Goal →
Using the records below, locate all lines containing "EURGBP" and return them.

Material →
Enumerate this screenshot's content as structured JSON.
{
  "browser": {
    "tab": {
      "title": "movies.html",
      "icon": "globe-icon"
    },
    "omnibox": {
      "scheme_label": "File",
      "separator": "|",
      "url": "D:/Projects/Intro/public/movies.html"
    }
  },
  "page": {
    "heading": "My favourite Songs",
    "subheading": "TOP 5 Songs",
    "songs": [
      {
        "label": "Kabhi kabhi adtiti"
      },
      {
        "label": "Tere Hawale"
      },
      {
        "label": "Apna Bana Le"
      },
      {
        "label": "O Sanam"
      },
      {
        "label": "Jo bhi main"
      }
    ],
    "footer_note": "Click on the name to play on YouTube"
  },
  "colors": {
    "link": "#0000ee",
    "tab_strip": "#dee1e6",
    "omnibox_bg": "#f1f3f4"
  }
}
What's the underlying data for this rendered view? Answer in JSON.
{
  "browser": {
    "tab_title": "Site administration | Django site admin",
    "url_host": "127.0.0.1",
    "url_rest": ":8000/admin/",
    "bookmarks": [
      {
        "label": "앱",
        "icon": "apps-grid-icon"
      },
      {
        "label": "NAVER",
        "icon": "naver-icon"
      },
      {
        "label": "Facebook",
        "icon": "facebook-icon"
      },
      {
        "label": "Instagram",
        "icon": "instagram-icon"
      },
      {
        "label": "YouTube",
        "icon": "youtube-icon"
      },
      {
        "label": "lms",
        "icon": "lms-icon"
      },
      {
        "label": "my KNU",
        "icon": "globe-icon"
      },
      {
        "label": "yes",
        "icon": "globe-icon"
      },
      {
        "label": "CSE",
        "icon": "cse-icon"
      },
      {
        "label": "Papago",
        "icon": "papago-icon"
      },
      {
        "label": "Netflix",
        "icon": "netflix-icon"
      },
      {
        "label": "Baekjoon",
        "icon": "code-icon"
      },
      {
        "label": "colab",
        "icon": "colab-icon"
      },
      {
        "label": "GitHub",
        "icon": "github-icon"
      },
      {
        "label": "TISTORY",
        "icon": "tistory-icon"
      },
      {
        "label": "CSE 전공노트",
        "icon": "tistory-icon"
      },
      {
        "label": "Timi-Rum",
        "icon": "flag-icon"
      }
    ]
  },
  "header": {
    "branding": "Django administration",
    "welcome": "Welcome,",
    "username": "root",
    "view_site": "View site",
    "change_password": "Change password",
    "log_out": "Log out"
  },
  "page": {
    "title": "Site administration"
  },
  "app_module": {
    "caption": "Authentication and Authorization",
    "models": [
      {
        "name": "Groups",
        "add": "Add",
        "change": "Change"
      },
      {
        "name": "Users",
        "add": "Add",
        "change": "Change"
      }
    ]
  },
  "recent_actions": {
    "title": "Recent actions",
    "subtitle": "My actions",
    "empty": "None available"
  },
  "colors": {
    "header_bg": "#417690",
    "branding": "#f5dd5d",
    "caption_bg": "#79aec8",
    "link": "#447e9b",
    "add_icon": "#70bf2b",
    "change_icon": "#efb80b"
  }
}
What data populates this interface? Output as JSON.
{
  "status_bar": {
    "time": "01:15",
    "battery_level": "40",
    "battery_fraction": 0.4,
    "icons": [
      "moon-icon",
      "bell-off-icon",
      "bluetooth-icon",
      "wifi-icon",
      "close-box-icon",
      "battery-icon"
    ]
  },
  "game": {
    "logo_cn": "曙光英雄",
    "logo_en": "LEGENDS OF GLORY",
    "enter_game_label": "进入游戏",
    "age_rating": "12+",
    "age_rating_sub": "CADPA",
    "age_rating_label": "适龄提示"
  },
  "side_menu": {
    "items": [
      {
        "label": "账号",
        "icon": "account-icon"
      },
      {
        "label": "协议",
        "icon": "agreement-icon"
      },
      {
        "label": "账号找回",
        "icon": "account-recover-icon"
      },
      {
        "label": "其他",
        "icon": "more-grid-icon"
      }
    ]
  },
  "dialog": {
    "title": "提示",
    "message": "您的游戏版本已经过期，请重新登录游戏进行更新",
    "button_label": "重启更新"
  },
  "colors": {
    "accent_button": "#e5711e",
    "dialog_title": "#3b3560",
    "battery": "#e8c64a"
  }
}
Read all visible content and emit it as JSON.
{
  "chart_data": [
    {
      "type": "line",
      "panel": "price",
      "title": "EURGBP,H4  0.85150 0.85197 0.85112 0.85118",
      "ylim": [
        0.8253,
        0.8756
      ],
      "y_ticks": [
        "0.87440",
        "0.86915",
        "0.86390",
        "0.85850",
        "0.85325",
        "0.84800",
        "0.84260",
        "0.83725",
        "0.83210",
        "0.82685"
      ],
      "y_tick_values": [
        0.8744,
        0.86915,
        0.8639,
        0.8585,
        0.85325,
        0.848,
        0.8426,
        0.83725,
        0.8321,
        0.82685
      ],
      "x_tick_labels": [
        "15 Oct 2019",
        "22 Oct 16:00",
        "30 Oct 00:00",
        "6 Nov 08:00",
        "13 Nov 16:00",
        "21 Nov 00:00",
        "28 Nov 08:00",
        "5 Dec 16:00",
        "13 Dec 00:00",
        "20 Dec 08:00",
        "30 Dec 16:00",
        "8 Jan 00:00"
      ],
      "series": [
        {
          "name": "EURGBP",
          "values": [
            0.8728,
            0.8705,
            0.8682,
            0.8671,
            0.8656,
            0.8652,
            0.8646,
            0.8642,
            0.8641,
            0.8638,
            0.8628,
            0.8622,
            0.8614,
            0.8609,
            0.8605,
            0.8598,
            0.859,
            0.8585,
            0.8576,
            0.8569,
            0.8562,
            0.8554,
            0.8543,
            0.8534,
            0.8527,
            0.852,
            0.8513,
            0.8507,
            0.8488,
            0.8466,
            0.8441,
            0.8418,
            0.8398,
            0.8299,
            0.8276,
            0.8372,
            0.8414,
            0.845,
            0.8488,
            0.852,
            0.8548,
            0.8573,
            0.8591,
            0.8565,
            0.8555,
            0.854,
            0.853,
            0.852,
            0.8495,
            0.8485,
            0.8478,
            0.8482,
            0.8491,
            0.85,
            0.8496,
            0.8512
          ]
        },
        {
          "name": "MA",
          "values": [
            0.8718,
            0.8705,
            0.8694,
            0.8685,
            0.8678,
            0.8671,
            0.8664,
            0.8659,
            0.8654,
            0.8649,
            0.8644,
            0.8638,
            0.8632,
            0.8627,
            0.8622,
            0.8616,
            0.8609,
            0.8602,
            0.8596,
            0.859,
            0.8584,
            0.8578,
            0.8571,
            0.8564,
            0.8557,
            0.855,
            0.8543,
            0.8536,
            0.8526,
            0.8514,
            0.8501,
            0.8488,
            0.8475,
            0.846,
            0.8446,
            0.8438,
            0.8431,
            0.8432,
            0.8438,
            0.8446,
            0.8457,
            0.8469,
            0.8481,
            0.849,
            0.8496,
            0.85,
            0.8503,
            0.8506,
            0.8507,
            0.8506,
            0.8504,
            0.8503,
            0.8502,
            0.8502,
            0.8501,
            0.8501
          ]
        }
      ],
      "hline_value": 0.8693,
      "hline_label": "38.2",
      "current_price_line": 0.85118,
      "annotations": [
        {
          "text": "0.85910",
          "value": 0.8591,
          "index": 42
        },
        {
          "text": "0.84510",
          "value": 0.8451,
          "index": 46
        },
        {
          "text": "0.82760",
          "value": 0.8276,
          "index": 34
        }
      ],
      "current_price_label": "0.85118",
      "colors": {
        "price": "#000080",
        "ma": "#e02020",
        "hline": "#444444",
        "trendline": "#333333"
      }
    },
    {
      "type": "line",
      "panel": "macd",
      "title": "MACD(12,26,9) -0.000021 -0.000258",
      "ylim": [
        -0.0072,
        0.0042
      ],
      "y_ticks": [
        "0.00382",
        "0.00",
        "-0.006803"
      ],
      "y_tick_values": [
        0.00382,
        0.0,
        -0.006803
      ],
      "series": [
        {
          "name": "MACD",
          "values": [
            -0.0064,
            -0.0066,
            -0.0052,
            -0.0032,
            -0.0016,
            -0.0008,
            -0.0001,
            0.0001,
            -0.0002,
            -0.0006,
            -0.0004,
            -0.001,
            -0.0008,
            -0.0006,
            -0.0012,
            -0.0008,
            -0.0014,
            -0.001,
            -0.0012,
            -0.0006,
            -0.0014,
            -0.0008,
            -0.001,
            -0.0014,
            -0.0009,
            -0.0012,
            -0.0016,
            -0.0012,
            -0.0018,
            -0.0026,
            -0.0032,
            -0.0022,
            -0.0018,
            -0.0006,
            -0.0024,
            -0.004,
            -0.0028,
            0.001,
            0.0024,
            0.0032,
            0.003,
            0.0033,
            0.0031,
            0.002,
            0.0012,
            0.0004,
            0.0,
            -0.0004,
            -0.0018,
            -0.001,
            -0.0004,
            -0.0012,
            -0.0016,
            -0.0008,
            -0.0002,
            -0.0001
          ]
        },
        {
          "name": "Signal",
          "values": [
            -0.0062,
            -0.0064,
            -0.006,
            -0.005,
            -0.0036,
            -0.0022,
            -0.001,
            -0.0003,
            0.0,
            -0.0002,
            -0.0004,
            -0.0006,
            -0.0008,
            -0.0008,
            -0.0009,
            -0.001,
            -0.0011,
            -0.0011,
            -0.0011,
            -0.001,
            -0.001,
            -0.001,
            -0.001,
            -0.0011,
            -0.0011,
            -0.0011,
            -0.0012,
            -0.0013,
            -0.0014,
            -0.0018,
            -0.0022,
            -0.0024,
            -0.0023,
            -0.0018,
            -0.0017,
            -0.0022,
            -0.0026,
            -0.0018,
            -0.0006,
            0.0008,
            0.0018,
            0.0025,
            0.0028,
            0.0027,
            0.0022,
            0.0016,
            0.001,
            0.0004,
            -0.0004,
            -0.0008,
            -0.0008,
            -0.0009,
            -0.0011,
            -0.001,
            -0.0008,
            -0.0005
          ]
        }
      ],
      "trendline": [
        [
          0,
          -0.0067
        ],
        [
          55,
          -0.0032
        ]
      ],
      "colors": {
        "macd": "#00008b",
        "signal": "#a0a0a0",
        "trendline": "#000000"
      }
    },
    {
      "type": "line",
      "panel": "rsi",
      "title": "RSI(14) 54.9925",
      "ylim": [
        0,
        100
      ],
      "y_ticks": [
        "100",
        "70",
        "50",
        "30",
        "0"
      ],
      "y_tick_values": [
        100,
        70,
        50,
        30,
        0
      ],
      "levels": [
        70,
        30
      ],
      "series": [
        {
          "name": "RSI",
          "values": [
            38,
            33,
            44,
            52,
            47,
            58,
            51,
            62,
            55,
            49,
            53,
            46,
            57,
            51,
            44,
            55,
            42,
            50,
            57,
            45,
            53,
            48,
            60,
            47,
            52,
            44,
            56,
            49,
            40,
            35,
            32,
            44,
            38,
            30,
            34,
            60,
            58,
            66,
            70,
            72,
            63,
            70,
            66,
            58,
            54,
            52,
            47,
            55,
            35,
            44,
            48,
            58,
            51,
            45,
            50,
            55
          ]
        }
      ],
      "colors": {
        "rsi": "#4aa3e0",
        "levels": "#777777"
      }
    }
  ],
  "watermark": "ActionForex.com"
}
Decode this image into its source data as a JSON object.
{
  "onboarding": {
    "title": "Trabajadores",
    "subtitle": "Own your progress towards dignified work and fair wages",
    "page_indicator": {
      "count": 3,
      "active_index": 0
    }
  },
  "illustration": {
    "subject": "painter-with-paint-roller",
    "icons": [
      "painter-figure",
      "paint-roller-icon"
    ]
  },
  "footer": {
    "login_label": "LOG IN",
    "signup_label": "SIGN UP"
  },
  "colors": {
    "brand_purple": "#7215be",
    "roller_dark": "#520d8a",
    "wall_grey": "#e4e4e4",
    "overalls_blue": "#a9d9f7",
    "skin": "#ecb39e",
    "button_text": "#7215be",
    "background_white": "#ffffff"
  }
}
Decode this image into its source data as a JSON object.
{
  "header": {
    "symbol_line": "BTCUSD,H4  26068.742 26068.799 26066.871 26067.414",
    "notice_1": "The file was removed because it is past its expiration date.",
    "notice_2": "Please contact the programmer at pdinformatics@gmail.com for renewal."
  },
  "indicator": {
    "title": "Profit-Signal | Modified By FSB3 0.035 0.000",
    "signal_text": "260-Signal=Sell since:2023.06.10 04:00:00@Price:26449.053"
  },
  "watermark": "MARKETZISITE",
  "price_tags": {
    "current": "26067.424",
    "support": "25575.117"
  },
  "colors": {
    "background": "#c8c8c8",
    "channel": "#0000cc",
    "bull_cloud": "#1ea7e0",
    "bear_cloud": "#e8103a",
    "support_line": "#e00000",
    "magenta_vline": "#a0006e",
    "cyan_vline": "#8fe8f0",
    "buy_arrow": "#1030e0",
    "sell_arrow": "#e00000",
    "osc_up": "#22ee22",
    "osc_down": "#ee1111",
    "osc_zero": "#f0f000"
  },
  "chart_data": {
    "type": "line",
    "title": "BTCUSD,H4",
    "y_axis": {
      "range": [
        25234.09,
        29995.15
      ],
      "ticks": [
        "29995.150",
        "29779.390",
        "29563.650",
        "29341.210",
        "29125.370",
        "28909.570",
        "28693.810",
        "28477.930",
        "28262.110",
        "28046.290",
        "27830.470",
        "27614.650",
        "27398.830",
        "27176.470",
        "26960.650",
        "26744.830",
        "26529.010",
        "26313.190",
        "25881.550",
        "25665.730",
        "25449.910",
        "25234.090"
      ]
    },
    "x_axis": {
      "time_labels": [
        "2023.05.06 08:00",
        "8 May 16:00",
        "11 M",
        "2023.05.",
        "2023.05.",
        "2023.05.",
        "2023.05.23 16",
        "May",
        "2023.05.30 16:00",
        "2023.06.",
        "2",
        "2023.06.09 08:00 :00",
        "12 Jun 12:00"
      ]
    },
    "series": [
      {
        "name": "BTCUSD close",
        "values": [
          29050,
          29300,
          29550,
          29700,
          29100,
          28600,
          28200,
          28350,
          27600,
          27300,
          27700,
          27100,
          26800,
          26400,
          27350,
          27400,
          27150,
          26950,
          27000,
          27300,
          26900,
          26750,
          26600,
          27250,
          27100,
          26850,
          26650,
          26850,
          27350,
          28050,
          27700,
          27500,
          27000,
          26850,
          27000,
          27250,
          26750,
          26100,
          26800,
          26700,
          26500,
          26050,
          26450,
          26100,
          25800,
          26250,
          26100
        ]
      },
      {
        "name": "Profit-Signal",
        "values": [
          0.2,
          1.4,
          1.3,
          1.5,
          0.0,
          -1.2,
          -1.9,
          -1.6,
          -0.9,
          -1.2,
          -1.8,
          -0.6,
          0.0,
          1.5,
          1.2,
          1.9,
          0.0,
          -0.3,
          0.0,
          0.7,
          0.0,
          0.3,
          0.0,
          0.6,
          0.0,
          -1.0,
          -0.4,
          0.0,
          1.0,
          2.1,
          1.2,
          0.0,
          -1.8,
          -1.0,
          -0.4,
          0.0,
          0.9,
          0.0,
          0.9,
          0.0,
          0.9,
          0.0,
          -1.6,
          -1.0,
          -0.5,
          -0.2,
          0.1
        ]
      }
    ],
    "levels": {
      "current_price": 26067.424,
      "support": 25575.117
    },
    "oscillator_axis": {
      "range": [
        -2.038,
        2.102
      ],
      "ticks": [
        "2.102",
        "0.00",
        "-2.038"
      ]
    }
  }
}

Exercise result →
      "title": "EURGBP,H4  0.85150 0.85197 0.85112 0.85118",
          "name": "EURGBP",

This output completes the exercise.